## [Problem to solve]
Extract all of the data and reproduce it precisely.

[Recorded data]

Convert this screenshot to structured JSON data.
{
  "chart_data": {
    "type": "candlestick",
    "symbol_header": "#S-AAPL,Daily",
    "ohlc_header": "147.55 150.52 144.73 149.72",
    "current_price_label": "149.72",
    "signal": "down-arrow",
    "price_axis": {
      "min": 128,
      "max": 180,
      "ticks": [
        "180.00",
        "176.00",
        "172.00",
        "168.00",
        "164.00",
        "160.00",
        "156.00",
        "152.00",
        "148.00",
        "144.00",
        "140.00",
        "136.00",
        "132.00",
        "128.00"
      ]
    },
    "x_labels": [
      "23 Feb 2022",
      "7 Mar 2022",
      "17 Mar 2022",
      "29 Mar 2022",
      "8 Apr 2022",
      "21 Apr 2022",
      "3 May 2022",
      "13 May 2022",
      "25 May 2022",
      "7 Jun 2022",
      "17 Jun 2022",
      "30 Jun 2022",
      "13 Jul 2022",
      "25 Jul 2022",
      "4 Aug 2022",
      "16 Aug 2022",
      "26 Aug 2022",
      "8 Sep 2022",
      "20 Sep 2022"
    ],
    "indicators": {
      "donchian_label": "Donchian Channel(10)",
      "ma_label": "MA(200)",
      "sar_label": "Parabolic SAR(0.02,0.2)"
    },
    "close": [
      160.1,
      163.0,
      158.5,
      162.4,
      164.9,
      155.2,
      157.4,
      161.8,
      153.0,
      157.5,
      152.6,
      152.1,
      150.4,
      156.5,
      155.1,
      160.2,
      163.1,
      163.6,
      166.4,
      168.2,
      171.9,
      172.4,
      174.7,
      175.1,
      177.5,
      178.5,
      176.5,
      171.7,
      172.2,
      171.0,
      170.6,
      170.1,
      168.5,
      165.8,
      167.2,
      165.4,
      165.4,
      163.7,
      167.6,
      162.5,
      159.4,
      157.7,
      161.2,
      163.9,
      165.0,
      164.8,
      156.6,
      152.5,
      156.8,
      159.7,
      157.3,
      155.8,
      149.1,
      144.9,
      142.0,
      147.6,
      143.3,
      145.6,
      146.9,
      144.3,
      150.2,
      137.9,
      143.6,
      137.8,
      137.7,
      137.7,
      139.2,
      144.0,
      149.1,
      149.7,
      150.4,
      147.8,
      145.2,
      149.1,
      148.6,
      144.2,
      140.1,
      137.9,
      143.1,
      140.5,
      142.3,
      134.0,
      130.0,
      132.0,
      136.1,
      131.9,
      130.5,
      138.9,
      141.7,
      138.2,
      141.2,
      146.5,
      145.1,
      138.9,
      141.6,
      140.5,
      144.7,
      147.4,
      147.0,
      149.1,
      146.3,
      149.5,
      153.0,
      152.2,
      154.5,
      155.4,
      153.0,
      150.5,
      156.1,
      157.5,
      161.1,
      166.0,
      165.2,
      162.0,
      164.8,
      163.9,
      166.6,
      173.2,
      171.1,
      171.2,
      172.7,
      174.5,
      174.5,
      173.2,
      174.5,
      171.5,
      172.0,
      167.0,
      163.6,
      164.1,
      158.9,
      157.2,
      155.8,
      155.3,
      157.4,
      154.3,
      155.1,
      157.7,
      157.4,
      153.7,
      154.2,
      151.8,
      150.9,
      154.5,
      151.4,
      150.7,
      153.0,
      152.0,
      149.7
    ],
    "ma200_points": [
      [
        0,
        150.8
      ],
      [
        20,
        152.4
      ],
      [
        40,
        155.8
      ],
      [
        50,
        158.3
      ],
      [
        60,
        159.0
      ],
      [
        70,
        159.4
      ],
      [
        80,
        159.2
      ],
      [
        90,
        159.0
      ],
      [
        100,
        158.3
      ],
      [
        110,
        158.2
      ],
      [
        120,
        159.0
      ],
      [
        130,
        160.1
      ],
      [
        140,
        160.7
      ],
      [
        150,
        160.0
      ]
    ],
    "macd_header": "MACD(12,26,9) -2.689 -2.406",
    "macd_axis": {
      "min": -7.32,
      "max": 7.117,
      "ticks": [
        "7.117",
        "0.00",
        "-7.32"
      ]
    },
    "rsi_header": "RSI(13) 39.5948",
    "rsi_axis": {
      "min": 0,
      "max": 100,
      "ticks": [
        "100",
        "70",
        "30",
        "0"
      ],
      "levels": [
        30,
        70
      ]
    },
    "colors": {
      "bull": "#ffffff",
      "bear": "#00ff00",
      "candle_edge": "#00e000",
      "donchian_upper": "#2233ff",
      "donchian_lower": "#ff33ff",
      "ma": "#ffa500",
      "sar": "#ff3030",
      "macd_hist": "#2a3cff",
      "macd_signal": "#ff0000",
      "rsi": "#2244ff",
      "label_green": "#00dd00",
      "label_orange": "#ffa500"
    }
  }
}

## [Task result]
Convert this screenshot to structured JSON data.
{
  "chart_data": {
    "type": "candlestick",
    "symbol_header": "#S-AAPL,Daily",
    "ohlc_header": "147.55 150.52 144.73 149.72",
    "current_price_label": "149.72",
    "signal": "down-arrow",
    "price_axis": {
      "min": 128,
      "max": 180,
      "ticks": [
        "180.00",
        "176.00",
        "172.00",
        "168.00",
        "164.00",
        "160.00",
        "156.00",
        "152.00",
        "148.00",
        "144.00",
        "140.00",
        "136.00",
        "132.00",
        "128.00"
      ]
    },
    "x_labels": [
      "23 Feb 2022",
      "7 Mar 2022",
      "17 Mar 2022",
      "29 Mar 2022",
      "8 Apr 2022",
      "21 Apr 2022",
      "3 May 2022",
      "13 May 2022",
      "25 May 2022",
      "7 Jun 2022",
      "17 Jun 2022",
      "30 Jun 2022",
      "13 Jul 2022",
      "25 Jul 2022",
      "4 Aug 2022",
      "16 Aug 2022",
      "26 Aug 2022",
      "8 Sep 2022",
      "20 Sep 2022"
    ],
    "indicators": {
      "donchian_label": "Donchian Channel(10)",
      "ma_label": "MA(200)",
      "sar_label": "Parabolic SAR(0.02,0.2)"
    },
    "close": [
      160.1,
      163.0,
      158.5,
      162.4,
      164.9,
      155.2,
      157.4,
      161.8,
      153.0,
      157.5,
      152.6,
      152.1,
      150.4,
      156.5,
      155.1,
      160.2,
      163.1,
      163.6,
      166.4,
      168.2,
      171.9,
      172.4,
      174.7,
      175.1,
      177.5,
      178.5,
      176.5,
      171.7,
      172.2,
      171.0,
      170.6,
      170.1,
      168.5,
      165.8,
      167.2,
      165.4,
      165.4,
      163.7,
      167.6,
      162.5,
      159.4,
      157.7,
      161.2,
      163.9,
      165.0,
      164.8,
      156.6,
      152.5,
      156.8,
      159.7,
      157.3,
      155.8,
      149.1,
      144.9,
      142.0,
      147.6,
      143.3,
      145.6,
      146.9,
      144.3,
      150.2,
      137.9,
      143.6,
      137.8,
      137.7,
      137.7,
      139.2,
      144.0,
      149.1,
      149.7,
      150.4,
      147.8,
      145.2,
      149.1,
      148.6,
      144.2,
      140.1,
      137.9,
      143.1,
      140.5,
      142.3,
      134.0,
      130.0,
      132.0,
      136.1,
      131.9,
      130.5,
      138.9,
      141.7,
      138.2,
      141.2,
      146.5,
      145.1,
      138.9,
      141.6,
      140.5,
      144.7,
      147.4,
      147.0,
      149.1,
      146.3,
      149.5,
      153.0,
      152.2,
      154.5,
      155.4,
      153.0,
      150.5,
      156.1,
      157.5,
      161.1,
      166.0,
      165.2,
      162.0,
      164.8,
      163.9,
      166.6,
      173.2,
      171.1,
      171.2,
      172.7,
      174.5,
      174.5,
      173.2,
      174.5,
      171.5,
      172.0,
      167.0,
      163.6,
      164.1,
      158.9,
      157.2,
      155.8,
      155.3,
      157.4,
      154.3,
      155.1,
      157.7,
      157.4,
      153.7,
      154.2,
      151.8,
      150.9,
      154.5,
      151.4,
      150.7,
      153.0,
      152.0,
      149.7
    ],
    "ma200_points": [
      [
        0,
        150.8
      ],
      [
        20,
        152.4
      ],
      [
        40,
        155.8
      ],
      [
        50,
        158.3
      ],
      [
        60,
        159.0
      ],
      [
        70,
        159.4
      ],
      [
        80,
        159.2
      ],
      [
        90,
        159.0
      ],
      [
        100,
        158.3
      ],
      [
        110,
        158.2
      ],
      [
        120,
        159.0
      ],
      [
        130,
        160.1
      ],
      [
        140,
        160.7
      ],
      [
        150,
        160.0
      ]
    ],
    "macd_header": "MACD(12,26,9) -2.689 -2.406",
    "macd_axis": {
      "min": -7.32,
      "max": 7.117,
      "ticks": [
        "7.117",
        "0.00",
        "-7.32"
      ]
    },
    "rsi_header": "RSI(13) 39.5948",
    "rsi_axis": {
      "min": 0,
      "max": 100,
      "ticks": [
        "100",
        "70",
        "30",
        "0"
      ],
      "levels": [
        30,
        70
      ]
    },
    "colors": {
      "bull": "#ffffff",
      "bear": "#00ff00",
      "candle_edge": "#00e000",
      "donchian_upper": "#2233ff",
      "donchian_lower": "#ff33ff",
      "ma": "#ffa500",
      "sar": "#ff3030",
      "macd_hist": "#2a3cff",
      "macd_signal": "#ff0000",
      "rsi": "#2244ff",
      "label_green": "#00dd00",
      "label_orange": "#ffa500"
    }
  }
}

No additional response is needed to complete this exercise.